**To be done**
Copy out the entries below precisely; nothing is to be omitted.

— begin Data extract —

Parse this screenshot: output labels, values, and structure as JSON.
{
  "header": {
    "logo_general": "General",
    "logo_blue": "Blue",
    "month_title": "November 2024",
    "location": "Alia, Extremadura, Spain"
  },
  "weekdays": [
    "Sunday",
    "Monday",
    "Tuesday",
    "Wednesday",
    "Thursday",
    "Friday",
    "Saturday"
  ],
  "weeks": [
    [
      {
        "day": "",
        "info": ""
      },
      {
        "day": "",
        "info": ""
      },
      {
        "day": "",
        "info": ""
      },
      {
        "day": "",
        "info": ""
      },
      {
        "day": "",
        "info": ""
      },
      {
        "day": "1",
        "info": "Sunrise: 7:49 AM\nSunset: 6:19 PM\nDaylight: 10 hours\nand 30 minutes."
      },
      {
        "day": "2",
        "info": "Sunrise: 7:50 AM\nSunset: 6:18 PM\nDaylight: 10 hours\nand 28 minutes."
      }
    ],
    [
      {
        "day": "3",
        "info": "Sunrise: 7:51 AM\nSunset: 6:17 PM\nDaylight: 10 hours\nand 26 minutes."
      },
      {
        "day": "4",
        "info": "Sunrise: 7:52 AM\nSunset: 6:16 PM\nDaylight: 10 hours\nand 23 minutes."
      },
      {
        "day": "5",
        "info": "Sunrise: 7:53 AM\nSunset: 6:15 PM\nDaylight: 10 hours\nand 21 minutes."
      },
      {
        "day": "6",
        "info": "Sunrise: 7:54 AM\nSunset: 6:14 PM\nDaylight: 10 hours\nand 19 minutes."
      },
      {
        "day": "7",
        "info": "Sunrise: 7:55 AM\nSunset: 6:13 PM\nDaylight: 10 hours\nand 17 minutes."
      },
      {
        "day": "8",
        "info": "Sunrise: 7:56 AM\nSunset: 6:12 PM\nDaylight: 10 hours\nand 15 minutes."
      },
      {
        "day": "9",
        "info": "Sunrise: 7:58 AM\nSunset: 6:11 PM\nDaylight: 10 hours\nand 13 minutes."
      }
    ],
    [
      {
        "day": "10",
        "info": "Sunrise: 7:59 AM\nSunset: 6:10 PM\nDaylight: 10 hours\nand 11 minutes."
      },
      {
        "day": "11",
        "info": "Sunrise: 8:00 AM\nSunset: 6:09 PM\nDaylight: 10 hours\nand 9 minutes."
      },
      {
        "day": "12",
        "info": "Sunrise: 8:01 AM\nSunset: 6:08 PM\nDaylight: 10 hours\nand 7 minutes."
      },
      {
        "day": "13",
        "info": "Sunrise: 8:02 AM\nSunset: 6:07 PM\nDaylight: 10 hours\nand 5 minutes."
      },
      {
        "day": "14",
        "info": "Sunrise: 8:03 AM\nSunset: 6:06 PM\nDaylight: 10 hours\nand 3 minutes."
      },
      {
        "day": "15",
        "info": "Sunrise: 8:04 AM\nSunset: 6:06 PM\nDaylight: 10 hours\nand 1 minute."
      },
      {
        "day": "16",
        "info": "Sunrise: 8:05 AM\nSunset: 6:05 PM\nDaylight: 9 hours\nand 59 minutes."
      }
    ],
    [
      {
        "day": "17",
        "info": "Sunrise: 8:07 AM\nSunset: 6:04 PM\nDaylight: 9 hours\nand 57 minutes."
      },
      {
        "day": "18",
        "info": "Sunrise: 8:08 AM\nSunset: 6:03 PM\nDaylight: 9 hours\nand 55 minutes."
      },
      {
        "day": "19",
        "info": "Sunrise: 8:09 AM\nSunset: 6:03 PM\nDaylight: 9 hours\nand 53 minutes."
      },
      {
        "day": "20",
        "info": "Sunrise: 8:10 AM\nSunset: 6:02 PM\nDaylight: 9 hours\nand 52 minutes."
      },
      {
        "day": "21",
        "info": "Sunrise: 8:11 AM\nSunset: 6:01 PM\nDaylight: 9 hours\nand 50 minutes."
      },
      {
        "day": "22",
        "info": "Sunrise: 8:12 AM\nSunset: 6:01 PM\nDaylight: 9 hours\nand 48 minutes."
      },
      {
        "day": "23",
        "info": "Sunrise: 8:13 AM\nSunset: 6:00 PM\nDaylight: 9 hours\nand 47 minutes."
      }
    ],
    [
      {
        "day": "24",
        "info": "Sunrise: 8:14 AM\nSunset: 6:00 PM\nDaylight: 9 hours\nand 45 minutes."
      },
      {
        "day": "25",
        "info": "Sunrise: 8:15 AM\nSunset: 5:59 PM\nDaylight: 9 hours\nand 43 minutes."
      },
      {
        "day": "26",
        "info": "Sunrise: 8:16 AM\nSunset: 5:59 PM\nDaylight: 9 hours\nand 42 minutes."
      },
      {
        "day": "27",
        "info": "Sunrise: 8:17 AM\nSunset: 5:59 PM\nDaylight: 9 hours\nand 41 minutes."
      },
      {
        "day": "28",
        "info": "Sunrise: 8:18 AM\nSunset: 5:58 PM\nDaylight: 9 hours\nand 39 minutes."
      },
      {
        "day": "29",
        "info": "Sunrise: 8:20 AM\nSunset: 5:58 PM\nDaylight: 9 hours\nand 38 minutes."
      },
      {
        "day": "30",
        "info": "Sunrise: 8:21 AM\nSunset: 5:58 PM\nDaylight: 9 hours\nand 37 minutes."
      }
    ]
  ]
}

— end Data extract —

**Answer in full**
Parse this screenshot: output labels, values, and structure as JSON.
{
  "header": {
    "logo_general": "General",
    "logo_blue": "Blue",
    "month_title": "November 2024",
    "location": "Alia, Extremadura, Spain"
  },
  "weekdays": [
    "Sunday",
    "Monday",
    "Tuesday",
    "Wednesday",
    "Thursday",
    "Friday",
    "Saturday"
  ],
  "weeks": [
    [
      {
        "day": "",
        "info": ""
      },
      {
        "day": "",
        "info": ""
      },
      {
        "day": "",
        "info": ""
      },
      {
        "day": "",
        "info": ""
      },
      {
        "day": "",
        "info": ""
      },
      {
        "day": "1",
        "info": "Sunrise: 7:49 AM\nSunset: 6:19 PM\nDaylight: 10 hours\nand 30 minutes."
      },
      {
        "day": "2",
        "info": "Sunrise: 7:50 AM\nSunset: 6:18 PM\nDaylight: 10 hours\nand 28 minutes."
      }
    ],
    [
      {
        "day": "3",
        "info": "Sunrise: 7:51 AM\nSunset: 6:17 PM\nDaylight: 10 hours\nand 26 minutes."
      },
      {
        "day": "4",
        "info": "Sunrise: 7:52 AM\nSunset: 6:16 PM\nDaylight: 10 hours\nand 23 minutes."
      },
      {
        "day": "5",
        "info": "Sunrise: 7:53 AM\nSunset: 6:15 PM\nDaylight: 10 hours\nand 21 minutes."
      },
      {
        "day": "6",
        "info": "Sunrise: 7:54 AM\nSunset: 6:14 PM\nDaylight: 10 hours\nand 19 minutes."
      },
      {
        "day": "7",
        "info": "Sunrise: 7:55 AM\nSunset: 6:13 PM\nDaylight: 10 hours\nand 17 minutes."
      },
      {
        "day": "8",
        "info": "Sunrise: 7:56 AM\nSunset: 6:12 PM\nDaylight: 10 hours\nand 15 minutes."
      },
      {
        "day": "9",
        "info": "Sunrise: 7:58 AM\nSunset: 6:11 PM\nDaylight: 10 hours\nand 13 minutes."
      }
    ],
    [
      {
        "day": "10",
        "info": "Sunrise: 7:59 AM\nSunset: 6:10 PM\nDaylight: 10 hours\nand 11 minutes."
      },
      {
        "day": "11",
        "info": "Sunrise: 8:00 AM\nSunset: 6:09 PM\nDaylight: 10 hours\nand 9 minutes."
      },
      {
        "day": "12",
        "info": "Sunrise: 8:01 AM\nSunset: 6:08 PM\nDaylight: 10 hours\nand 7 minutes."
      },
      {
        "day": "13",
        "info": "Sunrise: 8:02 AM\nSunset: 6:07 PM\nDaylight: 10 hours\nand 5 minutes."
      },
      {
        "day": "14",
        "info": "Sunrise: 8:03 AM\nSunset: 6:06 PM\nDaylight: 10 hours\nand 3 minutes."
      },
      {
        "day": "15",
        "info": "Sunrise: 8:04 AM\nSunset: 6:06 PM\nDaylight: 10 hours\nand 1 minute."
      },
      {
        "day": "16",
        "info": "Sunrise: 8:05 AM\nSunset: 6:05 PM\nDaylight: 9 hours\nand 59 minutes."
      }
    ],
    [
      {
        "day": "17",
        "info": "Sunrise: 8:07 AM\nSunset: 6:04 PM\nDaylight: 9 hours\nand 57 minutes."
      },
      {
        "day": "18",
        "info": "Sunrise: 8:08 AM\nSunset: 6:03 PM\nDaylight: 9 hours\nand 55 minutes."
      },
      {
        "day": "19",
        "info": "Sunrise: 8:09 AM\nSunset: 6:03 PM\nDaylight: 9 hours\nand 53 minutes."
      },
      {
        "day": "20",
        "info": "Sunrise: 8:10 AM\nSunset: 6:02 PM\nDaylight: 9 hours\nand 52 minutes."
      },
      {
        "day": "21",
        "info": "Sunrise: 8:11 AM\nSunset: 6:01 PM\nDaylight: 9 hours\nand 50 minutes."
      },
      {
        "day": "22",
        "info": "Sunrise: 8:12 AM\nSunset: 6:01 PM\nDaylight: 9 hours\nand 48 minutes."
      },
      {
        "day": "23",
        "info": "Sunrise: 8:13 AM\nSunset: 6:00 PM\nDaylight: 9 hours\nand 47 minutes."
      }
    ],
    [
      {
        "day": "24",
        "info": "Sunrise: 8:14 AM\nSunset: 6:00 PM\nDaylight: 9 hours\nand 45 minutes."
      },
      {
        "day": "25",
        "info": "Sunrise: 8:15 AM\nSunset: 5:59 PM\nDaylight: 9 hours\nand 43 minutes."
      },
      {
        "day": "26",
        "info": "Sunrise: 8:16 AM\nSunset: 5:59 PM\nDaylight: 9 hours\nand 42 minutes."
      },
      {
        "day": "27",
        "info": "Sunrise: 8:17 AM\nSunset: 5:59 PM\nDaylight: 9 hours\nand 41 minutes."
      },
      {
        "day": "28",
        "info": "Sunrise: 8:18 AM\nSunset: 5:58 PM\nDaylight: 9 hours\nand 39 minutes."
      },
      {
        "day": "29",
        "info": "Sunrise: 8:20 AM\nSunset: 5:58 PM\nDaylight: 9 hours\nand 38 minutes."
      },
      {
        "day": "30",
        "info": "Sunrise: 8:21 AM\nSunset: 5:58 PM\nDaylight: 9 hours\nand 37 minutes."
      }
    ]
  ]
}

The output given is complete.